### Partes del ejercicio:
a) Responde estas preguntas a partir del texto sobre el vino de la costa:
(i) ¿Cómo se llama el cooperativista citado al comienzo?
(ii) ¿En qué localidad se concentra sobre todo la actividad vitivinícola mencionada?
(iii) ¿Qué uva se volvió a implantar durante el proceso de rescate?
b) Según el texto sobre el vino de la costa, ¿por qué hoy conviven viñedos relativamente nuevos con algunos centenarios? Explícalo en una a tres oraciones.
c) Retoma el texto sobre el vino de la costa a continuación de su última oración y sigue escribiéndolo.

### Documento fuente:
▼
Toda moda tiene componentes del pasado. La de los vinos artesanales y sin conservantes es una de ellas, y, comparada con la tradición del “vino de la costa”, es evidente que tiene poco de novedosa. “Nosotros hace 100 años que hacemos eso”, observa Martín Casali, un cooperativista que está muy al tanto de las últimas tendencias y se propone conjugar la tradición con nuevas formas de producir.
Hace tiempo que adquirió notoriedad la intensa actividad vitivinícola que hay en el centro-sur de la provincia de Buenos Aires. Sobre todo en Berisso, por su cercanía con el río y sus tierras fértiles. Allí, son varias las familias que trabajan en sus pequeñas fincas, cosechan todo tipo de frutos, y producen el vino que los inmigrantes, hace ni más ni menos que un siglo, consumían al salir de sus lugares de trabajo.
En el año 2000, por iniciativa del municipio y gracias al esfuerzo de productores y cooperativistas, se inició un proceso de rescate del “vino de la costa”, que no sólo consistió en implantar nuevamente la uva Isabella, sino también recuperar las parras que aún subsistían desde la década de 1920. Eso explica que hoy convivan viñedos relativamente nuevos con algunos centenarios.
▲
### Material proporcionado:
▼
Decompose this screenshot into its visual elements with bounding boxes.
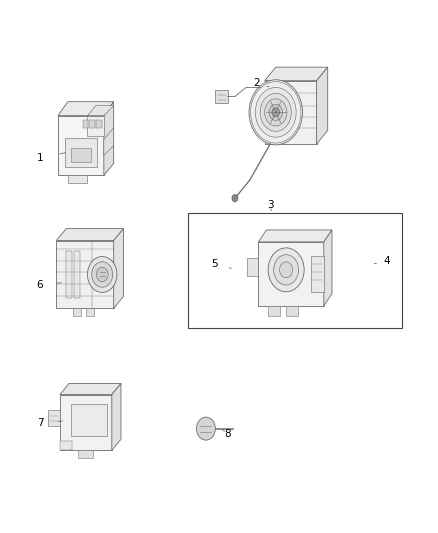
▲
### Respuestas por consigna:
a)
(i) Martín Casali.
(ii) En Berisso.
(iii) La uva Isabella.

b) El proceso de rescate iniciado en el año 2000 no solo consistió en implantar nuevamente la uva Isabella. También se recuperaron las parras que aún subsistían desde la década de 1920. Por eso hoy hay viñedos recientes junto a otros con un siglo de antigüedad.

c)
Martín Casali ha dedicado parte de su vida a esa producción vitivinícola y, actualmente, trabaja con la familia Domínguez en uno de los “viñedos históricos”. Sin embargo, esa conexión que guarda con el producto insignia de la zona no lo priva de buscar nuevas alternativas e innovar, porque sabe que hay muchos mercados por conquistar y, con los niveles de producción que se manejan actualmente, alcanzarlos se hace cuesta arriba.
“A toda furia se estarían produciendo no más de 150.000 litros en un muy buen año”, estima Casali al ser consultado por Bichos de Campo. Su cálculo contempla la capacidad de la cooperativa, que es de 75.000 litros, y la de los productores independientes, que suman otros tantos.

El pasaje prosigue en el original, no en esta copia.